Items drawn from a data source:
━━━━━━━━━━
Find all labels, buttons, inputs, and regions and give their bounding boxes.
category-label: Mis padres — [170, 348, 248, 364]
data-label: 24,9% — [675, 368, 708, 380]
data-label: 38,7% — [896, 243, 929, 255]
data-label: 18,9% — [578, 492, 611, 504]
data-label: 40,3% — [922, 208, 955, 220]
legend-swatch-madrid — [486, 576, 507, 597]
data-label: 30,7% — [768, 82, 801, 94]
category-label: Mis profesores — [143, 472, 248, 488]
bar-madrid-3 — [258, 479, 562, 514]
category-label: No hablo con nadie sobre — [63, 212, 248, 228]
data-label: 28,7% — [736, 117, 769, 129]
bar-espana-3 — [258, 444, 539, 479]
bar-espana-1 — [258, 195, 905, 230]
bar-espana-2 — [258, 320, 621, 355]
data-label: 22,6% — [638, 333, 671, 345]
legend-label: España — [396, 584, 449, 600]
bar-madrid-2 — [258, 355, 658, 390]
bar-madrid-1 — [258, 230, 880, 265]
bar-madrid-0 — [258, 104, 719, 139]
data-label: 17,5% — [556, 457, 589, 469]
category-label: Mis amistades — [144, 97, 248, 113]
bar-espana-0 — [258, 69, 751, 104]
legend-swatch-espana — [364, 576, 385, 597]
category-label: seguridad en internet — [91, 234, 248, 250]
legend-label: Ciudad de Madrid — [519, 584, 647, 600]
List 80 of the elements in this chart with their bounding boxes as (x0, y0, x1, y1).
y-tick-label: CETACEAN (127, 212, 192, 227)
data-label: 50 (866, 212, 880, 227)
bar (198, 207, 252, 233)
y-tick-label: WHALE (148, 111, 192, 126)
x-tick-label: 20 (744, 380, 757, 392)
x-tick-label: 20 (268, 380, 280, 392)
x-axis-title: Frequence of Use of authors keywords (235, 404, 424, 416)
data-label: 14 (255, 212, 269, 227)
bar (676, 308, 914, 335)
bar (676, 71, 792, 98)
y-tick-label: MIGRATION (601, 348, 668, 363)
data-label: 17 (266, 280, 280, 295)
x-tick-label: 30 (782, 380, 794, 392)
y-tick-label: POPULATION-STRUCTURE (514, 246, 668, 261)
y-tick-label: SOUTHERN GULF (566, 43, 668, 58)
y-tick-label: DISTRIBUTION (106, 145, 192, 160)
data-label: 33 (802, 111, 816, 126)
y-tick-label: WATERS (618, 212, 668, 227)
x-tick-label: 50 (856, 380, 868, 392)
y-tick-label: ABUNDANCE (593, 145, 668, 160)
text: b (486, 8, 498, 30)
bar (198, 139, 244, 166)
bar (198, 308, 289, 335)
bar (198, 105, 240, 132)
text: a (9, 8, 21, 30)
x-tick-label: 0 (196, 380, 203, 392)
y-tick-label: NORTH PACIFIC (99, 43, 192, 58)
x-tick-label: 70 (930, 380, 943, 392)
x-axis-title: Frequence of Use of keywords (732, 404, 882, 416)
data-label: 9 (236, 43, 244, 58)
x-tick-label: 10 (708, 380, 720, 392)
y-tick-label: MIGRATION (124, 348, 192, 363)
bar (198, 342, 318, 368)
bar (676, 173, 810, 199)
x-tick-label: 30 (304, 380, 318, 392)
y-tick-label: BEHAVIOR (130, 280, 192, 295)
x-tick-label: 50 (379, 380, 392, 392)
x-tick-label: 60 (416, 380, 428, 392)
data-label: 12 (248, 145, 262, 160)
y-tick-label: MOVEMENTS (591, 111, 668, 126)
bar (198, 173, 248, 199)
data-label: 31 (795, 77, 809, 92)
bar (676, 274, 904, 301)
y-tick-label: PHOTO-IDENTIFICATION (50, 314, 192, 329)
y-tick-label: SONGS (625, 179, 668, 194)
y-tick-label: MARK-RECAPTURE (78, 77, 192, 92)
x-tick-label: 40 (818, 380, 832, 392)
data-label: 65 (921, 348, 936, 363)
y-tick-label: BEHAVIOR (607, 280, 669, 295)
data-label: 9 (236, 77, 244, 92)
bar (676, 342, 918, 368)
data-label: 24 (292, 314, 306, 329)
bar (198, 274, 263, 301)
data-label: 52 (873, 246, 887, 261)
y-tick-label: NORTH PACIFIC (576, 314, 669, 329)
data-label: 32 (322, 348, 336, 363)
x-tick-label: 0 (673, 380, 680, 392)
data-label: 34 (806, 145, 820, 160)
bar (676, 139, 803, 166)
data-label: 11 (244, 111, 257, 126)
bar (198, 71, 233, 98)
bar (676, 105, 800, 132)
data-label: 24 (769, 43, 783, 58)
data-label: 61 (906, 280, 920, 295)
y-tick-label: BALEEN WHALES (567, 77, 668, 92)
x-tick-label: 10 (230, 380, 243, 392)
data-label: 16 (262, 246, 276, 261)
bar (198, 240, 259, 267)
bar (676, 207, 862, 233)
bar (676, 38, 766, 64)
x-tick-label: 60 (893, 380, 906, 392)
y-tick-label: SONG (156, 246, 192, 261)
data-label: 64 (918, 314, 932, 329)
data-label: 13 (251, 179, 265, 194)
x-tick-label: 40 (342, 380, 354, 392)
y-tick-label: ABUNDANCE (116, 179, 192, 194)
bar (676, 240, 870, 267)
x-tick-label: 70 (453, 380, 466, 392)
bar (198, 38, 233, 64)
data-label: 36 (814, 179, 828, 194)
━━━━━━━━━━
The exercise
Format the listing from its first line through the line containing "text: b (486, 8, 498, 30)", both included, as a JSON list of strings with one string per line and blank lines omitted.

Written solution
[
  "Find all labels, buttons, inputs, and regions and give their bounding boxes.",
  "category-label: Mis padres — [170, 348, 248, 364]",
  "data-label: 24,9% — [675, 368, 708, 380]",
  "data-label: 38,7% — [896, 243, 929, 255]",
  "data-label: 18,9% — [578, 492, 611, 504]",
  "data-label: 40,3% — [922, 208, 955, 220]",
  "legend-swatch-madrid — [486, 576, 507, 597]",
  "data-label: 30,7% — [768, 82, 801, 94]",
  "category-label: Mis profesores — [143, 472, 248, 488]",
  "bar-madrid-3 — [258, 479, 562, 514]",
  "category-label: No hablo con nadie sobre — [63, 212, 248, 228]",
  "data-label: 28,7% — [736, 117, 769, 129]",
  "bar-espana-3 — [258, 444, 539, 479]",
  "bar-espana-1 — [258, 195, 905, 230]",
  "bar-espana-2 — [258, 320, 621, 355]",
  "data-label: 22,6% — [638, 333, 671, 345]",
  "legend-label: España — [396, 584, 449, 600]",
  "bar-madrid-2 — [258, 355, 658, 390]",
  "bar-madrid-1 — [258, 230, 880, 265]",
  "bar-madrid-0 — [258, 104, 719, 139]",
  "data-label: 17,5% — [556, 457, 589, 469]",
  "category-label: Mis amistades — [144, 97, 248, 113]",
  "bar-espana-0 — [258, 69, 751, 104]",
  "legend-swatch-espana — [364, 576, 385, 597]",
  "category-label: seguridad en internet — [91, 234, 248, 250]",
  "legend-label: Ciudad de Madrid — [519, 584, 647, 600]",
  "List 80 of the elements in this chart with their bounding boxes as (x0, y0, x1, y1).",
  "y-tick-label: CETACEAN (127, 212, 192, 227)",
  "data-label: 50 (866, 212, 880, 227)",
  "bar (198, 207, 252, 233)",
  "y-tick-label: WHALE (148, 111, 192, 126)",
  "x-tick-label: 20 (744, 380, 757, 392)",
  "x-tick-label: 20 (268, 380, 280, 392)",
  "x-axis-title: Frequence of Use of authors keywords (235, 404, 424, 416)",
  "data-label: 14 (255, 212, 269, 227)",
  "bar (676, 308, 914, 335)",
  "bar (676, 71, 792, 98)",
  "y-tick-label: MIGRATION (601, 348, 668, 363)",
  "data-label: 17 (266, 280, 280, 295)",
  "x-tick-label: 30 (782, 380, 794, 392)",
  "y-tick-label: POPULATION-STRUCTURE (514, 246, 668, 261)",
  "y-tick-label: SOUTHERN GULF (566, 43, 668, 58)",
  "y-tick-label: DISTRIBUTION (106, 145, 192, 160)",
  "data-label: 33 (802, 111, 816, 126)",
  "y-tick-label: WATERS (618, 212, 668, 227)",
  "x-tick-label: 50 (856, 380, 868, 392)",
  "y-tick-label: ABUNDANCE (593, 145, 668, 160)",
  "text: b (486, 8, 498, 30)"
]